## Start RAW RECORDS

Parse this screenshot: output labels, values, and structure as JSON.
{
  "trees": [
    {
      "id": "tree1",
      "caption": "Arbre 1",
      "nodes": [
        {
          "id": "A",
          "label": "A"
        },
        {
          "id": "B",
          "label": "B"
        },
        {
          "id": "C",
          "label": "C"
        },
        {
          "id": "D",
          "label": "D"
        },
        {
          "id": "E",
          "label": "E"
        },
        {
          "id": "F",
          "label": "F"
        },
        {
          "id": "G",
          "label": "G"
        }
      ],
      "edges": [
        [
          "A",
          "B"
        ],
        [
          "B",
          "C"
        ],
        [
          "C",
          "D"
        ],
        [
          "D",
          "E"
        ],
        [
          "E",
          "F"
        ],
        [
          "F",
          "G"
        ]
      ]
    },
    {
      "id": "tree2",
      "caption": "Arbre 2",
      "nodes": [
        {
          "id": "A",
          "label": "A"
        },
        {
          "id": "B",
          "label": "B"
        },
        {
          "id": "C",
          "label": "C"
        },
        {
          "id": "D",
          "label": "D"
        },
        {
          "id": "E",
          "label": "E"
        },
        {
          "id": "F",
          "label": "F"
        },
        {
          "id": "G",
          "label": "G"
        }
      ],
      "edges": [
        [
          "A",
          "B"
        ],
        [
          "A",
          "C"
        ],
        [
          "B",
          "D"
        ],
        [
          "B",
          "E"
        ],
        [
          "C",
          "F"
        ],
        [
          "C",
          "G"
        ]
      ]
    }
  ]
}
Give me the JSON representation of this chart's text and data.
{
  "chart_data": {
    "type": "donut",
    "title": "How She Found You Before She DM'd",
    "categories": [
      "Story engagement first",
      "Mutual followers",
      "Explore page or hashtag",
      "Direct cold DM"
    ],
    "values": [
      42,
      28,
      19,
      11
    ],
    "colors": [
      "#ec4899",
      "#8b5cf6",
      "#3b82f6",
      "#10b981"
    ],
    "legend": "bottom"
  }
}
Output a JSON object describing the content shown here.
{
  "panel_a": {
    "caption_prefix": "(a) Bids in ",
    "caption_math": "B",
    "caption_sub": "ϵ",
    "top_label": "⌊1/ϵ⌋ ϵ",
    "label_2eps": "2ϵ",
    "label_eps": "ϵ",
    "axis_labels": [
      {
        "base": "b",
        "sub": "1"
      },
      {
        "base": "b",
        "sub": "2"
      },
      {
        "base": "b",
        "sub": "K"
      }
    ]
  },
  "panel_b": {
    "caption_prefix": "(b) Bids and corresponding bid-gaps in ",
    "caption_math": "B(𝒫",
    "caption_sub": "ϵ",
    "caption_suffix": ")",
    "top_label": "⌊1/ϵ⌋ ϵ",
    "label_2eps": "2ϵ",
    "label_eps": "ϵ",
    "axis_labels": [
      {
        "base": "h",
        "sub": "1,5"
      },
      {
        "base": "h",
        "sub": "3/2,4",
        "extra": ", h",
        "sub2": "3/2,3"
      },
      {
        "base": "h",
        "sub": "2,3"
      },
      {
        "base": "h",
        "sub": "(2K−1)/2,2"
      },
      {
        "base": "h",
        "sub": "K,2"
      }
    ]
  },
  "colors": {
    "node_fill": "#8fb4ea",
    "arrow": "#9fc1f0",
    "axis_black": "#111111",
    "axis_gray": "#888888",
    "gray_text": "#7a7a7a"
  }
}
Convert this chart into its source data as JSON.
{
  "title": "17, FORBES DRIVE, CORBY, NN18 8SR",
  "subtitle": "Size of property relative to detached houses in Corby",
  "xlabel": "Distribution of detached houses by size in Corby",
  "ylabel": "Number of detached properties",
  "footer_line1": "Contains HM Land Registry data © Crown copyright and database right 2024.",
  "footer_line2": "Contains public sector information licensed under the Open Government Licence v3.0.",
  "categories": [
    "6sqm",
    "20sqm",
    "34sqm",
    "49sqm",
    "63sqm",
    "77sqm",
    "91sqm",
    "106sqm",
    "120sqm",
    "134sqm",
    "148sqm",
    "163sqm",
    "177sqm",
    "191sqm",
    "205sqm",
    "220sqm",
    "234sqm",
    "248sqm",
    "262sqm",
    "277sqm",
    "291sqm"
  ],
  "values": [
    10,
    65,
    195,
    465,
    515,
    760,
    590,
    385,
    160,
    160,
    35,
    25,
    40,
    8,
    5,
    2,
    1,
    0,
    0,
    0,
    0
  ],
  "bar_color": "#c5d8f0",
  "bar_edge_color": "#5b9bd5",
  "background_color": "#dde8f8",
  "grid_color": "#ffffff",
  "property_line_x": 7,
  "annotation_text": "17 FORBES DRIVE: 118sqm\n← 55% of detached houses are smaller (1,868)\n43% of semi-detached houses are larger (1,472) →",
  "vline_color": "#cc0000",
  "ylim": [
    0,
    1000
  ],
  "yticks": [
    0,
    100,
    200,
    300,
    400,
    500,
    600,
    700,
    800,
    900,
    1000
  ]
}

## End RAW RECORDS

▸ **EXERCISE INSTRUCTIONS**
Transcribe all of the material exactly. Omit nothing.

▸ **WORKED ANSWER**
Parse this screenshot: output labels, values, and structure as JSON.
{
  "trees": [
    {
      "id": "tree1",
      "caption": "Arbre 1",
      "nodes": [
        {
          "id": "A",
          "label": "A"
        },
        {
          "id": "B",
          "label": "B"
        },
        {
          "id": "C",
          "label": "C"
        },
        {
          "id": "D",
          "label": "D"
        },
        {
          "id": "E",
          "label": "E"
        },
        {
          "id": "F",
          "label": "F"
        },
        {
          "id": "G",
          "label": "G"
        }
      ],
      "edges": [
        [
          "A",
          "B"
        ],
        [
          "B",
          "C"
        ],
        [
          "C",
          "D"
        ],
        [
          "D",
          "E"
        ],
        [
          "E",
          "F"
        ],
        [
          "F",
          "G"
        ]
      ]
    },
    {
      "id": "tree2",
      "caption": "Arbre 2",
      "nodes": [
        {
          "id": "A",
          "label": "A"
        },
        {
          "id": "B",
          "label": "B"
        },
        {
          "id": "C",
          "label": "C"
        },
        {
          "id": "D",
          "label": "D"
        },
        {
          "id": "E",
          "label": "E"
        },
        {
          "id": "F",
          "label": "F"
        },
        {
          "id": "G",
          "label": "G"
        }
      ],
      "edges": [
        [
          "A",
          "B"
        ],
        [
          "A",
          "C"
        ],
        [
          "B",
          "D"
        ],
        [
          "B",
          "E"
        ],
        [
          "C",
          "F"
        ],
        [
          "C",
          "G"
        ]
      ]
    }
  ]
}
Give me the JSON representation of this chart's text and data.
{
  "chart_data": {
    "type": "donut",
    "title": "How She Found You Before She DM'd",
    "categories": [
      "Story engagement first",
      "Mutual followers",
      "Explore page or hashtag",
      "Direct cold DM"
    ],
    "values": [
      42,
      28,
      19,
      11
    ],
    "colors": [
      "#ec4899",
      "#8b5cf6",
      "#3b82f6",
      "#10b981"
    ],
    "legend": "bottom"
  }
}
Output a JSON object describing the content shown here.
{
  "panel_a": {
    "caption_prefix": "(a) Bids in ",
    "caption_math": "B",
    "caption_sub": "ϵ",
    "top_label": "⌊1/ϵ⌋ ϵ",
    "label_2eps": "2ϵ",
    "label_eps": "ϵ",
    "axis_labels": [
      {
        "base": "b",
        "sub": "1"
      },
      {
        "base": "b",
        "sub": "2"
      },
      {
        "base": "b",
        "sub": "K"
      }
    ]
  },
  "panel_b": {
    "caption_prefix": "(b) Bids and corresponding bid-gaps in ",
    "caption_math": "B(𝒫",
    "caption_sub": "ϵ",
    "caption_suffix": ")",
    "top_label": "⌊1/ϵ⌋ ϵ",
    "label_2eps": "2ϵ",
    "label_eps": "ϵ",
    "axis_labels": [
      {
        "base": "h",
        "sub": "1,5"
      },
      {
        "base": "h",
        "sub": "3/2,4",
        "extra": ", h",
        "sub2": "3/2,3"
      },
      {
        "base": "h",
        "sub": "2,3"
      },
      {
        "base": "h",
        "sub": "(2K−1)/2,2"
      },
      {
        "base": "h",
        "sub": "K,2"
      }
    ]
  },
  "colors": {
    "node_fill": "#8fb4ea",
    "arrow": "#9fc1f0",
    "axis_black": "#111111",
    "axis_gray": "#888888",
    "gray_text": "#7a7a7a"
  }
}
Convert this chart into its source data as JSON.
{
  "title": "17, FORBES DRIVE, CORBY, NN18 8SR",
  "subtitle": "Size of property relative to detached houses in Corby",
  "xlabel": "Distribution of detached houses by size in Corby",
  "ylabel": "Number of detached properties",
  "footer_line1": "Contains HM Land Registry data © Crown copyright and database right 2024.",
  "footer_line2": "Contains public sector information licensed under the Open Government Licence v3.0.",
  "categories": [
    "6sqm",
    "20sqm",
    "34sqm",
    "49sqm",
    "63sqm",
    "77sqm",
    "91sqm",
    "106sqm",
    "120sqm",
    "134sqm",
    "148sqm",
    "163sqm",
    "177sqm",
    "191sqm",
    "205sqm",
    "220sqm",
    "234sqm",
    "248sqm",
    "262sqm",
    "277sqm",
    "291sqm"
  ],
  "values": [
    10,
    65,
    195,
    465,
    515,
    760,
    590,
    385,
    160,
    160,
    35,
    25,
    40,
    8,
    5,
    2,
    1,
    0,
    0,
    0,
    0
  ],
  "bar_color": "#c5d8f0",
  "bar_edge_color": "#5b9bd5",
  "background_color": "#dde8f8",
  "grid_color": "#ffffff",
  "property_line_x": 7,
  "annotation_text": "17 FORBES DRIVE: 118sqm\n← 55% of detached houses are smaller (1,868)\n43% of semi-detached houses are larger (1,472) →",
  "vline_color": "#cc0000",
  "ylim": [
    0,
    1000
  ],
  "yticks": [
    0,
    100,
    200,
    300,
    400,
    500,
    600,
    700,
    800,
    900,
    1000
  ]
}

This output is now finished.